**Data excerpts**:

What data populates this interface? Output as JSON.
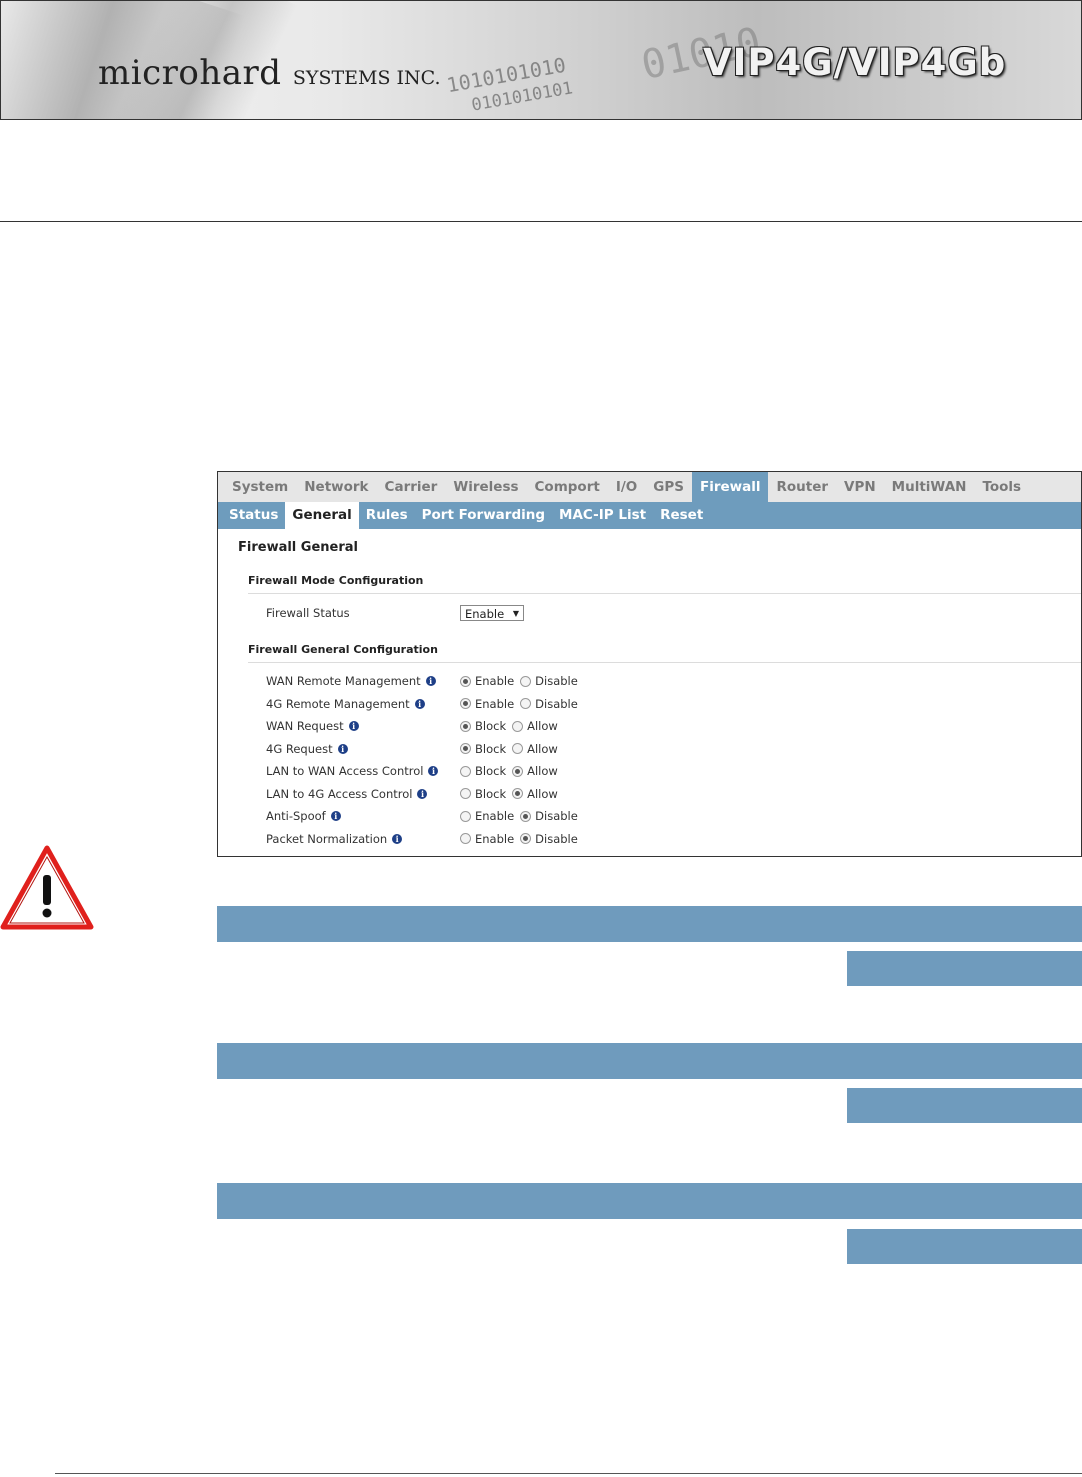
{
  "header": {
    "brand_main": "microhard",
    "brand_small": "SYSTEMS INC.",
    "product": "VIP4G/VIP4Gb",
    "binary_1": "1010101010",
    "binary_2": "0101010101",
    "binary_3": "01010"
  },
  "screenshot": {
    "top_tabs": [
      "System",
      "Network",
      "Carrier",
      "Wireless",
      "Comport",
      "I/O",
      "GPS",
      "Firewall",
      "Router",
      "VPN",
      "MultiWAN",
      "Tools"
    ],
    "active_top_tab": "Firewall",
    "sub_tabs": [
      "Status",
      "General",
      "Rules",
      "Port Forwarding",
      "MAC-IP List",
      "Reset"
    ],
    "active_sub_tab": "General",
    "page_title": "Firewall General",
    "section_mode": "Firewall Mode Configuration",
    "firewall_status_label": "Firewall Status",
    "firewall_status_value": "Enable",
    "section_general": "Firewall General Configuration",
    "rows": [
      {
        "label": "WAN Remote Management",
        "options": [
          "Enable",
          "Disable"
        ],
        "selected": 0
      },
      {
        "label": "4G Remote Management",
        "options": [
          "Enable",
          "Disable"
        ],
        "selected": 0
      },
      {
        "label": "WAN Request",
        "options": [
          "Block",
          "Allow"
        ],
        "selected": 0
      },
      {
        "label": "4G Request",
        "options": [
          "Block",
          "Allow"
        ],
        "selected": 0
      },
      {
        "label": "LAN to WAN Access Control",
        "options": [
          "Block",
          "Allow"
        ],
        "selected": 1
      },
      {
        "label": "LAN to 4G Access Control",
        "options": [
          "Block",
          "Allow"
        ],
        "selected": 1
      },
      {
        "label": "Anti-Spoof",
        "options": [
          "Enable",
          "Disable"
        ],
        "selected": 1
      },
      {
        "label": "Packet Normalization",
        "options": [
          "Enable",
          "Disable"
        ],
        "selected": 1
      }
    ]
  },
  "colors": {
    "nav_blue": "#6e9cbd",
    "bar_blue": "#6f9bbd",
    "warning_red": "#e0201c"
  },
  "icons": {
    "warning": "warning-triangle-icon",
    "info": "info-icon"
  }
}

**Aim of the task**: Return the full material word for word. Do not include the pictures.

**Completed task**:
What data populates this interface? Output as JSON.
{
  "header": {
    "brand_main": "microhard",
    "brand_small": "SYSTEMS INC.",
    "product": "VIP4G/VIP4Gb",
    "binary_1": "1010101010",
    "binary_2": "0101010101",
    "binary_3": "01010"
  },
  "screenshot": {
    "top_tabs": [
      "System",
      "Network",
      "Carrier",
      "Wireless",
      "Comport",
      "I/O",
      "GPS",
      "Firewall",
      "Router",
      "VPN",
      "MultiWAN",
      "Tools"
    ],
    "active_top_tab": "Firewall",
    "sub_tabs": [
      "Status",
      "General",
      "Rules",
      "Port Forwarding",
      "MAC-IP List",
      "Reset"
    ],
    "active_sub_tab": "General",
    "page_title": "Firewall General",
    "section_mode": "Firewall Mode Configuration",
    "firewall_status_label": "Firewall Status",
    "firewall_status_value": "Enable",
    "section_general": "Firewall General Configuration",
    "rows": [
      {
        "label": "WAN Remote Management",
        "options": [
          "Enable",
          "Disable"
        ],
        "selected": 0
      },
      {
        "label": "4G Remote Management",
        "options": [
          "Enable",
          "Disable"
        ],
        "selected": 0
      },
      {
        "label": "WAN Request",
        "options": [
          "Block",
          "Allow"
        ],
        "selected": 0
      },
      {
        "label": "4G Request",
        "options": [
          "Block",
          "Allow"
        ],
        "selected": 0
      },
      {
        "label": "LAN to WAN Access Control",
        "options": [
          "Block",
          "Allow"
        ],
        "selected": 1
      },
      {
        "label": "LAN to 4G Access Control",
        "options": [
          "Block",
          "Allow"
        ],
        "selected": 1
      },
      {
        "label": "Anti-Spoof",
        "options": [
          "Enable",
          "Disable"
        ],
        "selected": 1
      },
      {
        "label": "Packet Normalization",
        "options": [
          "Enable",
          "Disable"
        ],
        "selected": 1
      }
    ]
  },
  "colors": {
    "nav_blue": "#6e9cbd",
    "bar_blue": "#6f9bbd",
    "warning_red": "#e0201c"
  },
  "icons": {
    "warning": "warning-triangle-icon",
    "info": "info-icon"
  }
}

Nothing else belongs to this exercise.